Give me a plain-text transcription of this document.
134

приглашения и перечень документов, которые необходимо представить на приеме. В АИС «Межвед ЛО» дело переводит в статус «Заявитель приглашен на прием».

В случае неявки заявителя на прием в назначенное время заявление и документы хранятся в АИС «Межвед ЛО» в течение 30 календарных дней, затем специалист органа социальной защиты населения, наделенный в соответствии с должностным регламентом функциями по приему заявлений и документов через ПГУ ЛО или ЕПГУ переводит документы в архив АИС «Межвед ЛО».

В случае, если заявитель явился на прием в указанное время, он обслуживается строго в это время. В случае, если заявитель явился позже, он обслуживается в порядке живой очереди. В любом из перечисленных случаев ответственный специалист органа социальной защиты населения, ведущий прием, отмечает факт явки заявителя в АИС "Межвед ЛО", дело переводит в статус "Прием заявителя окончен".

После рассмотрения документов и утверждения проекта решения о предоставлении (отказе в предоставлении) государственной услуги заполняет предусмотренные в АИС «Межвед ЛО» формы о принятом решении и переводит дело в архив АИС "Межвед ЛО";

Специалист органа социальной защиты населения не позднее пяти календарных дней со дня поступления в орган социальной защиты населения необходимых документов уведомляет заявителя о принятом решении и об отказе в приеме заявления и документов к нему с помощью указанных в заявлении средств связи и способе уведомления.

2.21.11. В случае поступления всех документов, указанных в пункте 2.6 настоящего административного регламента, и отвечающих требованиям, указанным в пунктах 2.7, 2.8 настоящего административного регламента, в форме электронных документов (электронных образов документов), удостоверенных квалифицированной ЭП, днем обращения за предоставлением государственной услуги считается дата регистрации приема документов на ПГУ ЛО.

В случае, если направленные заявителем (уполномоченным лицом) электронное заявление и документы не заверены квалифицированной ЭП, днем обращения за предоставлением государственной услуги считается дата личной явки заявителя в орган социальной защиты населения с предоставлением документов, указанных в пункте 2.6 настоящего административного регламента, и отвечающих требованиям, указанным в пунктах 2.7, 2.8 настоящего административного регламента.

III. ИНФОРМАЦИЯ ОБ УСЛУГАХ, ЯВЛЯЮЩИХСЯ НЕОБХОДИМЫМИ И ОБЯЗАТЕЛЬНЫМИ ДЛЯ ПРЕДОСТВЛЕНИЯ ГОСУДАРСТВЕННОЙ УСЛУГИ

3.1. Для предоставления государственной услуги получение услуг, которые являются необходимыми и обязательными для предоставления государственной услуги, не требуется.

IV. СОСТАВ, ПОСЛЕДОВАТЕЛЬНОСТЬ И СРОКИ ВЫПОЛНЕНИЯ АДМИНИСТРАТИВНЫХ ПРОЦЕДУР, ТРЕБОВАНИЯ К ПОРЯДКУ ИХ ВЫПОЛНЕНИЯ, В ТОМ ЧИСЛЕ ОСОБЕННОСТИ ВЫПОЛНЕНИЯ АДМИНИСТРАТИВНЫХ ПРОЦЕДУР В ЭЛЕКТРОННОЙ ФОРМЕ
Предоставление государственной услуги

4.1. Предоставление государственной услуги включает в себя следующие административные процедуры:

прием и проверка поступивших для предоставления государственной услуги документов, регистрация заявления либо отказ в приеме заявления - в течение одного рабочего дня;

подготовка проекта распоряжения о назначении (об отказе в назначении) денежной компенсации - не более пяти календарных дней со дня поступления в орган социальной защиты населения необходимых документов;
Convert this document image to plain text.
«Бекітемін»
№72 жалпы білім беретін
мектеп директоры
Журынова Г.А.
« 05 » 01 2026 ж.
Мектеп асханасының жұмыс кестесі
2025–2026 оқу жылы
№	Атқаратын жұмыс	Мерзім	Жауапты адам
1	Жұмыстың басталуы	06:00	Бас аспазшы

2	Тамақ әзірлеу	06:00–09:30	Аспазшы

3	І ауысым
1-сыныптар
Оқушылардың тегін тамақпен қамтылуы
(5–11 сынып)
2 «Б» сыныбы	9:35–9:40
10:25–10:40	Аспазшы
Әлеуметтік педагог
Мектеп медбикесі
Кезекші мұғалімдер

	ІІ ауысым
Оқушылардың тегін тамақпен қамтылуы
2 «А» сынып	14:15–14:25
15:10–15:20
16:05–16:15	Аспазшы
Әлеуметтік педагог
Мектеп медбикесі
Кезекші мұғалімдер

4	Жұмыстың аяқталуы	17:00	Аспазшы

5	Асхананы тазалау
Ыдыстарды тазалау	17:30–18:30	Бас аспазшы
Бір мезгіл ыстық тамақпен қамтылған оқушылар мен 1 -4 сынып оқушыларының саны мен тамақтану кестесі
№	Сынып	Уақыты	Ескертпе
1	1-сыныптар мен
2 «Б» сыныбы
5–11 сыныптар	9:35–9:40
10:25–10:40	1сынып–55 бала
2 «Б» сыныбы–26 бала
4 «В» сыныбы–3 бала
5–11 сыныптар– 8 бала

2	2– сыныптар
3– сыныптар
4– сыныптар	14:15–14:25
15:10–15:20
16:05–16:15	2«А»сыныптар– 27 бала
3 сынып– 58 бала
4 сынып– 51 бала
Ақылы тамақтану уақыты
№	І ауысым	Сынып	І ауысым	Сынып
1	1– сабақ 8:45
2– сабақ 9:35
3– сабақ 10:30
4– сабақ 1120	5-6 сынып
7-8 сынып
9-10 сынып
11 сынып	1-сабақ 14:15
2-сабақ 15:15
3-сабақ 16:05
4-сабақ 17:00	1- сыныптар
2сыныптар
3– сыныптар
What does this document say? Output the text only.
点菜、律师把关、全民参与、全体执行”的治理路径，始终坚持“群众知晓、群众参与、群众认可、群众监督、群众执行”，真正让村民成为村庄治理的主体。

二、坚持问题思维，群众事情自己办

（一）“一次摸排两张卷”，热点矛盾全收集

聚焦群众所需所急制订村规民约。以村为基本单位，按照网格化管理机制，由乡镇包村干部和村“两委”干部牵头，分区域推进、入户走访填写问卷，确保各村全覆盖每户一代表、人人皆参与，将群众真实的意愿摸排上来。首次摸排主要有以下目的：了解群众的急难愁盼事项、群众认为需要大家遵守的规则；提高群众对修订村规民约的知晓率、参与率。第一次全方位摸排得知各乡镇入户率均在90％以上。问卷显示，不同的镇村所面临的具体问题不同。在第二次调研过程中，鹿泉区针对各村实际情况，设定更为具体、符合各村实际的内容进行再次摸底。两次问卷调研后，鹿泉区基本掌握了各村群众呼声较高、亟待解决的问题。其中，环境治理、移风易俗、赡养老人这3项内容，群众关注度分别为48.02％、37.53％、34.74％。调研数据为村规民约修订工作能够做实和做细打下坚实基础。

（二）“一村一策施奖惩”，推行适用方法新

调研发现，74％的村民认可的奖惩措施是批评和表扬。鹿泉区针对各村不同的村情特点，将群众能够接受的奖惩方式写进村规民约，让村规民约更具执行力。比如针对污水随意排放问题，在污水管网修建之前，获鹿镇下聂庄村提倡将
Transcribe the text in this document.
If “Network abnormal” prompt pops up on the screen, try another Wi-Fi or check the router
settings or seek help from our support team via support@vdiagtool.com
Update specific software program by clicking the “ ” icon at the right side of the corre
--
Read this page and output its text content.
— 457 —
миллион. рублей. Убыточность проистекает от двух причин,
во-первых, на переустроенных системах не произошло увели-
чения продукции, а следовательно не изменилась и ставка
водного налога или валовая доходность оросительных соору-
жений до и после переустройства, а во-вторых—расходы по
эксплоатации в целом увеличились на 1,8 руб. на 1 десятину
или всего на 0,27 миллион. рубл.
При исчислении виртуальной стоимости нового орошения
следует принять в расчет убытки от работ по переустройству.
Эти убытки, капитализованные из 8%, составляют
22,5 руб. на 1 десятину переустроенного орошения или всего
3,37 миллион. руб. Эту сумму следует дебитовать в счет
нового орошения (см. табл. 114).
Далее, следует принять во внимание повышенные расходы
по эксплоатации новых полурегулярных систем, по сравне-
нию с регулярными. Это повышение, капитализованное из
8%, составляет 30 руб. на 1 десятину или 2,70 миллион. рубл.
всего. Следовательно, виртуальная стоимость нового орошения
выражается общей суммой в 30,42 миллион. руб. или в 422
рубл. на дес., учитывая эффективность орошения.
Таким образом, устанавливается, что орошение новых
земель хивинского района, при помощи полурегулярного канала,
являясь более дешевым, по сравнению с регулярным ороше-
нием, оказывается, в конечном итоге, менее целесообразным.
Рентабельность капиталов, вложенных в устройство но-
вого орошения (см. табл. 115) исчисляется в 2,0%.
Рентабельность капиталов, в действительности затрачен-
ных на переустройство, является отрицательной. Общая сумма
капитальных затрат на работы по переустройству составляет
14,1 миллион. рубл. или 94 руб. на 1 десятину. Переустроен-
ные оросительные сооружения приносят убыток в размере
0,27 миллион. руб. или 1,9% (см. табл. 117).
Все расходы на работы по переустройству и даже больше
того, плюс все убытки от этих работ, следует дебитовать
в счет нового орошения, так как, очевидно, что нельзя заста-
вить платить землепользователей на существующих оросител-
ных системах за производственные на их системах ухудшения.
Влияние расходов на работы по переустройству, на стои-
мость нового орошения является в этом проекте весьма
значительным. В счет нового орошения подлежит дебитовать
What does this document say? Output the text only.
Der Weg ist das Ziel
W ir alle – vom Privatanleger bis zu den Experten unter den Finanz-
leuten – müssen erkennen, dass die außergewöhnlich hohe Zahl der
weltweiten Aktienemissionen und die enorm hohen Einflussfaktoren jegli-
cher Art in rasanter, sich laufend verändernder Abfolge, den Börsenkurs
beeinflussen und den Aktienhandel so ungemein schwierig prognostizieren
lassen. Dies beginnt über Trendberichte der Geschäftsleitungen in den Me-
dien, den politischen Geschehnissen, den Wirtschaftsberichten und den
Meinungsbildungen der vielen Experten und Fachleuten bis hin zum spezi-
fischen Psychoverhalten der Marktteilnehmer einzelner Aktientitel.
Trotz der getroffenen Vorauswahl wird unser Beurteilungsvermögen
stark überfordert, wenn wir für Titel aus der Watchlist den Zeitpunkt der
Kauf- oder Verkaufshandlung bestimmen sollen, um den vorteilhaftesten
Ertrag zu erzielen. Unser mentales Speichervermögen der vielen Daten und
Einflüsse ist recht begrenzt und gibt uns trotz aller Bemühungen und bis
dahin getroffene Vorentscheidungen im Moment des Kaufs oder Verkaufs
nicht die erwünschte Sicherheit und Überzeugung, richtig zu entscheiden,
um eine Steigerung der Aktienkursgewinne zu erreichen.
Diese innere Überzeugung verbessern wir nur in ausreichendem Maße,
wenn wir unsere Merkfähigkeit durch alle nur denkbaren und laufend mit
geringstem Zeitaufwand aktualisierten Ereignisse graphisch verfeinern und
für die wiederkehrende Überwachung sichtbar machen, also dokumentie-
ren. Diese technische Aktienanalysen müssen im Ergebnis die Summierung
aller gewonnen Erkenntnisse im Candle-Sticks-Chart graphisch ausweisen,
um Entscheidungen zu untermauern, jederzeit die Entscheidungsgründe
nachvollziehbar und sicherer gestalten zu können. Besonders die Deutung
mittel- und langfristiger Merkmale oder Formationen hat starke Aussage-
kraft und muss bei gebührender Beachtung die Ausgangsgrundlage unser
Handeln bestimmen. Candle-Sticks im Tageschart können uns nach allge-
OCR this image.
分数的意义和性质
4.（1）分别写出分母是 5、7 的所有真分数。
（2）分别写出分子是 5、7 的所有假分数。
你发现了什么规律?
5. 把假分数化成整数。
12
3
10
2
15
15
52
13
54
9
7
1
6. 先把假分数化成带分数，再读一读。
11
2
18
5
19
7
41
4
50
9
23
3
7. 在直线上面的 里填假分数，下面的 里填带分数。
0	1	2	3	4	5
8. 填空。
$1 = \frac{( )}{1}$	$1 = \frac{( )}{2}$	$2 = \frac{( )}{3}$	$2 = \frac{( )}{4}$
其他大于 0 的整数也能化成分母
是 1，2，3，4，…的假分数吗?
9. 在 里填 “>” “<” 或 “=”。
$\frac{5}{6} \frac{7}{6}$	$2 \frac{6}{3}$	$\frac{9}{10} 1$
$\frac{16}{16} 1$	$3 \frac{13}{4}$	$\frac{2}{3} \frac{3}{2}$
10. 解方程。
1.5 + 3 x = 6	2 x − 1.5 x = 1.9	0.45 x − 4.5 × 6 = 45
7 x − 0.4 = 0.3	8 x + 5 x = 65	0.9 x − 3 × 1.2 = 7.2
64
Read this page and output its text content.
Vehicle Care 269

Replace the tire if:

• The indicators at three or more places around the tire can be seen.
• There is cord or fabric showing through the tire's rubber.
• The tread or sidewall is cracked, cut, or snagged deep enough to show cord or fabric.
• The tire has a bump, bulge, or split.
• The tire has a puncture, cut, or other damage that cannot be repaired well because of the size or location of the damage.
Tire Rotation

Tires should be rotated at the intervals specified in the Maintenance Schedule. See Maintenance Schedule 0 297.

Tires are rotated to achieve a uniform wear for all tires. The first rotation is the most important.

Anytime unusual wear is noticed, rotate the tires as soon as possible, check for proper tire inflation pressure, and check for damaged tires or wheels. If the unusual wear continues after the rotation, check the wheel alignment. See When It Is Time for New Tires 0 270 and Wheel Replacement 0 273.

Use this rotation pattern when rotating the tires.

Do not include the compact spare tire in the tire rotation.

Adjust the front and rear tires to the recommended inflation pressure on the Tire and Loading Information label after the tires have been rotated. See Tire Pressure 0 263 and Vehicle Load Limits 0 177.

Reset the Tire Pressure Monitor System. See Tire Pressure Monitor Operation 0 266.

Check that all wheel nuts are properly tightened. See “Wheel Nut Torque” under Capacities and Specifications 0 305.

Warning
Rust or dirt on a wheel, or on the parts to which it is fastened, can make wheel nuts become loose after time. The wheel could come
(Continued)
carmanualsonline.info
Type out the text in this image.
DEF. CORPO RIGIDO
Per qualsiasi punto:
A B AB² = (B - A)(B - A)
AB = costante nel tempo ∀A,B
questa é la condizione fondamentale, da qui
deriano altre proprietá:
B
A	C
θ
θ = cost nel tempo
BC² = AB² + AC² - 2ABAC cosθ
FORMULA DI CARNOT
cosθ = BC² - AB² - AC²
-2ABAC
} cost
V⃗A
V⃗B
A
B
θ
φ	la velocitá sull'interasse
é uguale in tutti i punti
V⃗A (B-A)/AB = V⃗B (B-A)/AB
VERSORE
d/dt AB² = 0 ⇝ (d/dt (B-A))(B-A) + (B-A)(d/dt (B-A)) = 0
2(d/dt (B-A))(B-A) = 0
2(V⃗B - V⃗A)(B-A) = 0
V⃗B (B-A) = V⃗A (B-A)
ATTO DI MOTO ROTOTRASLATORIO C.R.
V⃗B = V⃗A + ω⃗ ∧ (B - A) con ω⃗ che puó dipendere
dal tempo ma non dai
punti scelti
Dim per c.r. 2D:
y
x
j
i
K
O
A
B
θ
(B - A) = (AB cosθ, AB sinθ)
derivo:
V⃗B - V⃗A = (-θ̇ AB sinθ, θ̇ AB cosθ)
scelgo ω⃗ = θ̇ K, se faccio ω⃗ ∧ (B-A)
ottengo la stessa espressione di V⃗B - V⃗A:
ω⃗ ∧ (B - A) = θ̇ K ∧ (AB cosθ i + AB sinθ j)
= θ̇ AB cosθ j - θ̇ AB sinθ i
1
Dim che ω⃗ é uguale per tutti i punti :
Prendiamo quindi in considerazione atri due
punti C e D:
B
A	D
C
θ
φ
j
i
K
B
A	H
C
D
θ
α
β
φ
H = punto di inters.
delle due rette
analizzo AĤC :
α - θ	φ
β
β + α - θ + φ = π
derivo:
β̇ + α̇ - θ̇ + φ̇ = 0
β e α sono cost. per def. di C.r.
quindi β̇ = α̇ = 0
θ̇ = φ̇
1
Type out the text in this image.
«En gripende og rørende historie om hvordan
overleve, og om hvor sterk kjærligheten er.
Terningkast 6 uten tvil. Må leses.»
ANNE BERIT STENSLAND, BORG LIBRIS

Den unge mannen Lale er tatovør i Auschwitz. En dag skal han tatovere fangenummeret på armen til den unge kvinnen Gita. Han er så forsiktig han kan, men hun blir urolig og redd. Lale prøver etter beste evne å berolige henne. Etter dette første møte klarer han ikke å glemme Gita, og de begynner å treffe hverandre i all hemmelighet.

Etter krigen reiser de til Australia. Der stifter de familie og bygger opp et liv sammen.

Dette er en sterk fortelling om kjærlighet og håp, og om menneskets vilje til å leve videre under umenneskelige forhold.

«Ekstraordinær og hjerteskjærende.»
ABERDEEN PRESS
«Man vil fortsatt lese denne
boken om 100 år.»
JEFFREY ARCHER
• • • •
_EXERCISE PROMPT_
Copy each line in the data that holds the word "сабақ".

_TASK RESULT_
1	1– сабақ 8:45
2– сабақ 9:35
3– сабақ 10:30
4– сабақ 1120	5-6 сынып
11 сынып	1-сабақ 14:15
2-сабақ 15:15
3-сабақ 16:05
4-сабақ 17:00	1- сыныптар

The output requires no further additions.